▸ **Task brief**
Look below. Copy each line that has "switches" in it.

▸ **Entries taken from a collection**
####################
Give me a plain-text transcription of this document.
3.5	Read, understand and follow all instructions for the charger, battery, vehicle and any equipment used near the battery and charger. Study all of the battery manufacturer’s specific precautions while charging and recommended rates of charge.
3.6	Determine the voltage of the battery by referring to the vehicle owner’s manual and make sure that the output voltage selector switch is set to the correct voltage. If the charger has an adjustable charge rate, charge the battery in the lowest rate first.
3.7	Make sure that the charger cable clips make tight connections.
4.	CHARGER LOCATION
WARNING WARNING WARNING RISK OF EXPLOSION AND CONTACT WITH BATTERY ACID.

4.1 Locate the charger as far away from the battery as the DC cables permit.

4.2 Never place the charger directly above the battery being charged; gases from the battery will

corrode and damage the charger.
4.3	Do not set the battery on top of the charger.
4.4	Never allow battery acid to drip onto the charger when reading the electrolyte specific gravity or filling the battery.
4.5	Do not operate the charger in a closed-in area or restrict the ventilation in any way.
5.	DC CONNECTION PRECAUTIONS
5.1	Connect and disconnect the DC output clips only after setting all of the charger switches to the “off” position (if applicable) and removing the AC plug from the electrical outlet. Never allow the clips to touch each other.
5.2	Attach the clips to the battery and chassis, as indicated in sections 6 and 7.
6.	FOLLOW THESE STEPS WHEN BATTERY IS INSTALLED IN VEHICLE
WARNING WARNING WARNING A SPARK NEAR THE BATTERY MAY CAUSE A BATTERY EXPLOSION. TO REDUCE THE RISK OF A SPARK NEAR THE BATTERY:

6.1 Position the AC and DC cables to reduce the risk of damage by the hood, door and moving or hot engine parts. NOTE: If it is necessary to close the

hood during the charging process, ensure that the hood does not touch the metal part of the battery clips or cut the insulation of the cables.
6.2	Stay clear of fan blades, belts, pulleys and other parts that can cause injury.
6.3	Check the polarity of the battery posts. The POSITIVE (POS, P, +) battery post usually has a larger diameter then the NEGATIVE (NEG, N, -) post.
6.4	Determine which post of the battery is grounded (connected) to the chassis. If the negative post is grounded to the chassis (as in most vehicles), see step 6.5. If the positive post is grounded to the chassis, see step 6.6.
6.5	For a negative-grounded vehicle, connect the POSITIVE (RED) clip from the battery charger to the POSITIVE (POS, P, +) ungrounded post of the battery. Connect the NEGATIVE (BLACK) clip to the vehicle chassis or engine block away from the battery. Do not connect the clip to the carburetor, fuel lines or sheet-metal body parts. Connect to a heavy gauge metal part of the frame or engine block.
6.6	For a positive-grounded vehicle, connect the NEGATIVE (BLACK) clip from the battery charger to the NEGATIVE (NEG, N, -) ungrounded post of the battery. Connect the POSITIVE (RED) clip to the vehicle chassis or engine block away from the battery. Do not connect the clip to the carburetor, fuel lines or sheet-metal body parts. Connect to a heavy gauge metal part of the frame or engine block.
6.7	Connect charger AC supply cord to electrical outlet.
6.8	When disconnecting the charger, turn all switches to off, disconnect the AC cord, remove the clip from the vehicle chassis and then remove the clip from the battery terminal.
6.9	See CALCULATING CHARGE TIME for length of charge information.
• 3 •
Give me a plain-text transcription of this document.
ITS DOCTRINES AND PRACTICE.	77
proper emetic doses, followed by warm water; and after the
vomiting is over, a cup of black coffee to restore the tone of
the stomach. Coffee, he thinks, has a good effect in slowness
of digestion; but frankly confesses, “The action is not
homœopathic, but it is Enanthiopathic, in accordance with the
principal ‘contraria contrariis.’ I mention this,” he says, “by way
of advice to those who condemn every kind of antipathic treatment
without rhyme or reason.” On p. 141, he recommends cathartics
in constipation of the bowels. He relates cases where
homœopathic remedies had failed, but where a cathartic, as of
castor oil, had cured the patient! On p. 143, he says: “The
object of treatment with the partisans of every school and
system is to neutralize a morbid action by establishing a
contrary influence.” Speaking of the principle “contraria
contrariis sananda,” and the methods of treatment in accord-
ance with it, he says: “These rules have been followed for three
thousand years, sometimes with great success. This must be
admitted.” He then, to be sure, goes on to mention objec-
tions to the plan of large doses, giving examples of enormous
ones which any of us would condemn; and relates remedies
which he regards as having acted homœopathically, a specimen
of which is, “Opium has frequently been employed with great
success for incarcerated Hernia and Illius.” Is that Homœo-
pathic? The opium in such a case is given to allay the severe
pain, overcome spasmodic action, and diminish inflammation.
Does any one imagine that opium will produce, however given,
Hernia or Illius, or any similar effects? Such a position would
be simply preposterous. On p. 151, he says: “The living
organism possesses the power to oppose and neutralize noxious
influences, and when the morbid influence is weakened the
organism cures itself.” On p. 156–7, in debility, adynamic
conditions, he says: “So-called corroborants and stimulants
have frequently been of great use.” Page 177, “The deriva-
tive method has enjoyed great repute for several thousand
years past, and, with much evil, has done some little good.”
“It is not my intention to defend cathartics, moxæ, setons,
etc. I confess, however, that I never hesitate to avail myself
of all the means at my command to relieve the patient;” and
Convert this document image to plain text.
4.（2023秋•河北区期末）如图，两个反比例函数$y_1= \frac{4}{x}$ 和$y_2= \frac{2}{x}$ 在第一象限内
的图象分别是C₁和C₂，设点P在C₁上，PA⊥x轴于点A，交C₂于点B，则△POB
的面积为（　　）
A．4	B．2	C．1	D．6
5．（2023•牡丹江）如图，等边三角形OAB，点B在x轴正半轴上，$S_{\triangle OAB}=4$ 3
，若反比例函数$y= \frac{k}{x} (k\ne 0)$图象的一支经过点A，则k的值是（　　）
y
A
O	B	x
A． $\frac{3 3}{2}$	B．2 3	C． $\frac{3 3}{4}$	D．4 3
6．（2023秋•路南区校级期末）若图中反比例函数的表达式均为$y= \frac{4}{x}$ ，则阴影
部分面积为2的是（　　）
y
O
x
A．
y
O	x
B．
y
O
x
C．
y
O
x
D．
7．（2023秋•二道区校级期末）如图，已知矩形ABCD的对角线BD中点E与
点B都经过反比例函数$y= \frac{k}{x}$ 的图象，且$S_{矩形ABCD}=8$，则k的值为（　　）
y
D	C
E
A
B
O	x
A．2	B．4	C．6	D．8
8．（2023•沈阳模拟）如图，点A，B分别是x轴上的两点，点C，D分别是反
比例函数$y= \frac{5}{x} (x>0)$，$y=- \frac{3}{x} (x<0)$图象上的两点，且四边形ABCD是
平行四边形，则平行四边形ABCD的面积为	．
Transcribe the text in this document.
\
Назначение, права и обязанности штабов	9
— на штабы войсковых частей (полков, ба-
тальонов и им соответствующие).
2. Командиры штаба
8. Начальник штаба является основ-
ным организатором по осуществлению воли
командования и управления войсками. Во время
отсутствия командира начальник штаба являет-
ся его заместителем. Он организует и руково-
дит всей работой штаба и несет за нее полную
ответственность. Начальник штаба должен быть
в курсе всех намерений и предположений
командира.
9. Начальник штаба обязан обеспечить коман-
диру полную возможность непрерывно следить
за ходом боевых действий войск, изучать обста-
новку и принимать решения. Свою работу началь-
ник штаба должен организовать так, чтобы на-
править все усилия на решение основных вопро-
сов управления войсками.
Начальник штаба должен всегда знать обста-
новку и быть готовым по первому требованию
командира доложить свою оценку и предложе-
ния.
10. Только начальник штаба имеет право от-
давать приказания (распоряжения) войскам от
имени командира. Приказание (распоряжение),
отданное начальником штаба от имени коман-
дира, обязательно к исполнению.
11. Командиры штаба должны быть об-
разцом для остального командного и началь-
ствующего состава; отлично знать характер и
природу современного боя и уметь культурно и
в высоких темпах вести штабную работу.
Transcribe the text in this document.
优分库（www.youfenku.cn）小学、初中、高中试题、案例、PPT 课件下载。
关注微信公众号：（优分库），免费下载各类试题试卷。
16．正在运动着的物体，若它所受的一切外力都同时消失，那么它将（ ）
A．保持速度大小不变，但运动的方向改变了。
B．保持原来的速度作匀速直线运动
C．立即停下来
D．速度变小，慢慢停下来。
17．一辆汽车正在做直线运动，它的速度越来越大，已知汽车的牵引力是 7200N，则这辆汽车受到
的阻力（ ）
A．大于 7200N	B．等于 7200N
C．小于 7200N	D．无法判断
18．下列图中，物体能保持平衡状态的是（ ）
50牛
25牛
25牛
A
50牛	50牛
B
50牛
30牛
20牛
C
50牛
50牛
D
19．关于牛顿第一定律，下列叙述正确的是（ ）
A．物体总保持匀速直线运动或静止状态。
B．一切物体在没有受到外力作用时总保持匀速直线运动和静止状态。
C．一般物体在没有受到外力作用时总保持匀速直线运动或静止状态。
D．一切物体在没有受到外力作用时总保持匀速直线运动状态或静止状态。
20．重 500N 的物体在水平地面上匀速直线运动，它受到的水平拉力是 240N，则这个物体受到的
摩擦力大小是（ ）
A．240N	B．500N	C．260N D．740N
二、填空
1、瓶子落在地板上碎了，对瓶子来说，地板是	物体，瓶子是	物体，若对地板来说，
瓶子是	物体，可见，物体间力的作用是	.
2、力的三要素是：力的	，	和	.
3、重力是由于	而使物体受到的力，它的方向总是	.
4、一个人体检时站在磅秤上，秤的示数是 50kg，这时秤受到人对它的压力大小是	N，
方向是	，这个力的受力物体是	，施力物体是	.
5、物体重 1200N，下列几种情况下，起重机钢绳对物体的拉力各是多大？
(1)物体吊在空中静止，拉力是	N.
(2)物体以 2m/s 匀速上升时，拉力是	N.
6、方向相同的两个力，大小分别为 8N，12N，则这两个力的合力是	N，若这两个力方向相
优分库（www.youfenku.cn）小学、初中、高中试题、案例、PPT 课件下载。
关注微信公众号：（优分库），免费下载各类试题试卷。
####################
▸ **Response**
5.1	Connect and disconnect the DC output clips only after setting all of the charger switches to the “off” position (if applicable) and removing the AC plug from the electrical outlet. Never allow the clips to touch each other.
6.8	When disconnecting the charger, turn all switches to off, disconnect the AC cord, remove the clip from the vehicle chassis and then remove the clip from the battery terminal.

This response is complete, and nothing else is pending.